TASK DESCRIPTION
Extract the listing in its entirety, keeping each line identical to the original.

RECORDS TO USE

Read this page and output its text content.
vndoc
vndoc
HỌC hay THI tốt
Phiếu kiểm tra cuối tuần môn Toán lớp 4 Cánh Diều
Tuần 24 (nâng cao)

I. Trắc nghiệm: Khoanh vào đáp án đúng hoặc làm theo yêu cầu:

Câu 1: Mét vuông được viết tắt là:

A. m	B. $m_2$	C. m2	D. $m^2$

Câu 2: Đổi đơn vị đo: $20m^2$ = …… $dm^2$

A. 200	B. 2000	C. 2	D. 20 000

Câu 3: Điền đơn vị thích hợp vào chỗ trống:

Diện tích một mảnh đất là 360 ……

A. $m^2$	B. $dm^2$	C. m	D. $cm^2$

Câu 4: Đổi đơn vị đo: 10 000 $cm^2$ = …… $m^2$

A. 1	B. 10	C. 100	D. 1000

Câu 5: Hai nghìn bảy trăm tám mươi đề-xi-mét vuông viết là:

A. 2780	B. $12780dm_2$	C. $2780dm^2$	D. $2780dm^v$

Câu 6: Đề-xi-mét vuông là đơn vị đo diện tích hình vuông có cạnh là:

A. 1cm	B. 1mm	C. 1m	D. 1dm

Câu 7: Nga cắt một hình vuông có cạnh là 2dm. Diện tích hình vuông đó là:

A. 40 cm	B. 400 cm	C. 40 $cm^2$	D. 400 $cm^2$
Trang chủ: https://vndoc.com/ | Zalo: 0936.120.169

EXERCISE ANSWER
Read this page and output its text content.
vndoc
vndoc
HỌC hay THI tốt
Phiếu kiểm tra cuối tuần môn Toán lớp 4 Cánh Diều
Tuần 24 (nâng cao)

I. Trắc nghiệm: Khoanh vào đáp án đúng hoặc làm theo yêu cầu:

Câu 1: Mét vuông được viết tắt là:

A. m	B. $m_2$	C. m2	D. $m^2$

Câu 2: Đổi đơn vị đo: $20m^2$ = …… $dm^2$

A. 200	B. 2000	C. 2	D. 20 000

Câu 3: Điền đơn vị thích hợp vào chỗ trống:

Diện tích một mảnh đất là 360 ……

A. $m^2$	B. $dm^2$	C. m	D. $cm^2$

Câu 4: Đổi đơn vị đo: 10 000 $cm^2$ = …… $m^2$

A. 1	B. 10	C. 100	D. 1000

Câu 5: Hai nghìn bảy trăm tám mươi đề-xi-mét vuông viết là:

A. 2780	B. $12780dm_2$	C. $2780dm^2$	D. $2780dm^v$

Câu 6: Đề-xi-mét vuông là đơn vị đo diện tích hình vuông có cạnh là:

A. 1cm	B. 1mm	C. 1m	D. 1dm

Câu 7: Nga cắt một hình vuông có cạnh là 2dm. Diện tích hình vuông đó là:

A. 40 cm	B. 400 cm	C. 40 $cm^2$	D. 400 $cm^2$
Trang chủ: https://vndoc.com/ | Zalo: 0936.120.169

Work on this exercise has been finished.